AVAILABLE DATA -
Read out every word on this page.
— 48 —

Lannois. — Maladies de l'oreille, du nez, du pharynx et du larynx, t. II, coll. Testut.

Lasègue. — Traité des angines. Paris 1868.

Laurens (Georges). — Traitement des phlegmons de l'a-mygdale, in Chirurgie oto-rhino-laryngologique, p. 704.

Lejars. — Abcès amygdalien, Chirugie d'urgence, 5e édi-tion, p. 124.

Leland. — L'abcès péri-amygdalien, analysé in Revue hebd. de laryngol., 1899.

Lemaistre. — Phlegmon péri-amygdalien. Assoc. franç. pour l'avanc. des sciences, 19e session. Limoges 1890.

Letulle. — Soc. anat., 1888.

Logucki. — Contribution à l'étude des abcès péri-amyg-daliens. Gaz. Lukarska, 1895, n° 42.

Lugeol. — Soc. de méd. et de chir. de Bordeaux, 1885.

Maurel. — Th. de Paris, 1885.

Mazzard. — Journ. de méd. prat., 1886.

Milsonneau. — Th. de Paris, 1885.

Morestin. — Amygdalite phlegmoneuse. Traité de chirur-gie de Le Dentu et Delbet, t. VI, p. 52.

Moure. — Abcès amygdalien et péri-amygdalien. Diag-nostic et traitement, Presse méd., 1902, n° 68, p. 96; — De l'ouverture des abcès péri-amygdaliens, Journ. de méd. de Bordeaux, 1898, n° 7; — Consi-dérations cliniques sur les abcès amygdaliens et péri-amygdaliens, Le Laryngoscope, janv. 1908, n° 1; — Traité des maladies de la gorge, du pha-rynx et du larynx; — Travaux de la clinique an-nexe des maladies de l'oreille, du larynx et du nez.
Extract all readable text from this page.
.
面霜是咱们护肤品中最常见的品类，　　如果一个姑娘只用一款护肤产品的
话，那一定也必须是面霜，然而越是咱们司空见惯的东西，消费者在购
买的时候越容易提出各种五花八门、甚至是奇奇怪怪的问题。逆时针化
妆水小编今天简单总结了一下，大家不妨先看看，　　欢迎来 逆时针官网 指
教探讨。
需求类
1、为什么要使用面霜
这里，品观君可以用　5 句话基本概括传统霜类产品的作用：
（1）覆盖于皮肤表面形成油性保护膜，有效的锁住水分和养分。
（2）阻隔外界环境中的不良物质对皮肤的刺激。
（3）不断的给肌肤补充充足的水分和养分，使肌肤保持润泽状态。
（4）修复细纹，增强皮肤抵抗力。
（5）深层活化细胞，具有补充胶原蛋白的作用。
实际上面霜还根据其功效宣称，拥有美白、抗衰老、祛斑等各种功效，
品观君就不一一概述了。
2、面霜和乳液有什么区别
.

GIVEN REQUEST - Go through the records above and retype each one exactly.

THE OUTPUT -
Read out every word on this page.
— 48 —

Lannois. — Maladies de l'oreille, du nez, du pharynx et du larynx, t. II, coll. Testut.

Lasègue. — Traité des angines. Paris 1868.

Laurens (Georges). — Traitement des phlegmons de l'a-mygdale, in Chirurgie oto-rhino-laryngologique, p. 704.

Lejars. — Abcès amygdalien, Chirugie d'urgence, 5e édi-tion, p. 124.

Leland. — L'abcès péri-amygdalien, analysé in Revue hebd. de laryngol., 1899.

Lemaistre. — Phlegmon péri-amygdalien. Assoc. franç. pour l'avanc. des sciences, 19e session. Limoges 1890.

Letulle. — Soc. anat., 1888.

Logucki. — Contribution à l'étude des abcès péri-amyg-daliens. Gaz. Lukarska, 1895, n° 42.

Lugeol. — Soc. de méd. et de chir. de Bordeaux, 1885.

Maurel. — Th. de Paris, 1885.

Mazzard. — Journ. de méd. prat., 1886.

Milsonneau. — Th. de Paris, 1885.

Morestin. — Amygdalite phlegmoneuse. Traité de chirur-gie de Le Dentu et Delbet, t. VI, p. 52.

Moure. — Abcès amygdalien et péri-amygdalien. Diag-nostic et traitement, Presse méd., 1902, n° 68, p. 96; — De l'ouverture des abcès péri-amygdaliens, Journ. de méd. de Bordeaux, 1898, n° 7; — Consi-dérations cliniques sur les abcès amygdaliens et péri-amygdaliens, Le Laryngoscope, janv. 1908, n° 1; — Traité des maladies de la gorge, du pha-rynx et du larynx; — Travaux de la clinique an-nexe des maladies de l'oreille, du larynx et du nez.
Extract all readable text from this page.
.
面霜是咱们护肤品中最常见的品类，　　如果一个姑娘只用一款护肤产品的
话，那一定也必须是面霜，然而越是咱们司空见惯的东西，消费者在购
买的时候越容易提出各种五花八门、甚至是奇奇怪怪的问题。逆时针化
妆水小编今天简单总结了一下，大家不妨先看看，　　欢迎来 逆时针官网 指
教探讨。
需求类
1、为什么要使用面霜
这里，品观君可以用　5 句话基本概括传统霜类产品的作用：
（1）覆盖于皮肤表面形成油性保护膜，有效的锁住水分和养分。
（2）阻隔外界环境中的不良物质对皮肤的刺激。
（3）不断的给肌肤补充充足的水分和养分，使肌肤保持润泽状态。
（4）修复细纹，增强皮肤抵抗力。
（5）深层活化细胞，具有补充胶原蛋白的作用。
实际上面霜还根据其功效宣称，拥有美白、抗衰老、祛斑等各种功效，
品观君就不一一概述了。
2、面霜和乳液有什么区别
.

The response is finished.